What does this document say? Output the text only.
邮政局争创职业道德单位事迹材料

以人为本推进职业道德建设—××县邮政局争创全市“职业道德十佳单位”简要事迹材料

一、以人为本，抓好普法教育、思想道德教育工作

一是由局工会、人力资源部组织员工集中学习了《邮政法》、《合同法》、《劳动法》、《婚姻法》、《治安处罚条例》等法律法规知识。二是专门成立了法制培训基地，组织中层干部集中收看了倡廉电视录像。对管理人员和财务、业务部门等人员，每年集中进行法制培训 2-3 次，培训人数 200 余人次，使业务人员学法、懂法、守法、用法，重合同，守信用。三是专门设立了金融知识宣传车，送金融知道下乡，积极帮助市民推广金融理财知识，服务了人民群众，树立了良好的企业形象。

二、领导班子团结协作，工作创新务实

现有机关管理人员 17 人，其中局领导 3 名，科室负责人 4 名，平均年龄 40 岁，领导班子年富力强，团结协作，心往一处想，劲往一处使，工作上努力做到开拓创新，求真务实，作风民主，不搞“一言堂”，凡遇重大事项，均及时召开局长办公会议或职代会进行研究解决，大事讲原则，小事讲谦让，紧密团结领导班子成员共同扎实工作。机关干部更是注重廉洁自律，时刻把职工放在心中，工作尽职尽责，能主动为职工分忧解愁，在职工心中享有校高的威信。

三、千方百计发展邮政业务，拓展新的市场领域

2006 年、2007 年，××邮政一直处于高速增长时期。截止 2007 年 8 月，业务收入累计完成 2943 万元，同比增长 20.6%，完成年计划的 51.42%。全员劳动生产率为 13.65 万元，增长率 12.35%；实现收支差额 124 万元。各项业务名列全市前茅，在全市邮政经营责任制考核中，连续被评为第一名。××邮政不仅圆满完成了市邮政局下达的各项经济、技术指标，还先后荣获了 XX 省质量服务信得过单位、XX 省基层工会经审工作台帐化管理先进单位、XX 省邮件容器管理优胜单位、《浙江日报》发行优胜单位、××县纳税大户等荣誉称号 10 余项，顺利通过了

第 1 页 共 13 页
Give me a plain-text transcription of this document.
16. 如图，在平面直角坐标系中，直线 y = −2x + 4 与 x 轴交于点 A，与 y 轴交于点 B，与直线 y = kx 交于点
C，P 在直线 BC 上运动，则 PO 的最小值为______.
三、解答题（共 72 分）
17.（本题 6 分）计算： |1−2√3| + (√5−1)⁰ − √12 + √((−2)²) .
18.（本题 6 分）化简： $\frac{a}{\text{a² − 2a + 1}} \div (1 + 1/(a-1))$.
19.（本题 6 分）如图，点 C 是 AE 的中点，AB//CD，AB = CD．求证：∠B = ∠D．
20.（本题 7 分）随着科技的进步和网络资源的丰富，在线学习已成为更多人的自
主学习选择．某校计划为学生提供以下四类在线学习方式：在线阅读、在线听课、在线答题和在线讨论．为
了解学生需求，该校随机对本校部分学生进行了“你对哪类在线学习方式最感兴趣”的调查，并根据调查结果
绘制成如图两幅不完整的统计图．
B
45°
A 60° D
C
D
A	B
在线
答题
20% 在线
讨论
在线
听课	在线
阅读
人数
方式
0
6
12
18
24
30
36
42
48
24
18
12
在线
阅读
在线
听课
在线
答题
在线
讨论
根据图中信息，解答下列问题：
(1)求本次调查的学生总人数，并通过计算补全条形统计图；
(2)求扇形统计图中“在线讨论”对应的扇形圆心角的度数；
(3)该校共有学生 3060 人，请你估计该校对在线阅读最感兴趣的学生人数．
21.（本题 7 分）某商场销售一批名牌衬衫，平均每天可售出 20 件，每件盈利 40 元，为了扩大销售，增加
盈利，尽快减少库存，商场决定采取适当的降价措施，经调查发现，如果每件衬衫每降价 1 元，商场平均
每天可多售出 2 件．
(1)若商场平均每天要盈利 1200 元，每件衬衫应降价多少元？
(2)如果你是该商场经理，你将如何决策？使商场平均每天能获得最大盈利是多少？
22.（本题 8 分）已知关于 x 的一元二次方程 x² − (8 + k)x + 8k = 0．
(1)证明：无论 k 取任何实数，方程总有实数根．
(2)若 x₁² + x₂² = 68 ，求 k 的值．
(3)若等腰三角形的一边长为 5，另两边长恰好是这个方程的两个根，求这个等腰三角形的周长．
* * *
Job —
Using the material above, gather every line that includes "text".

Complete output —
What does this document say? Output the text only.
Give me a plain-text transcription of this document.
18.（本题 6 分）化简： $\frac{a}{\text{a² − 2a + 1}} \div (1 + 1/(a-1))$.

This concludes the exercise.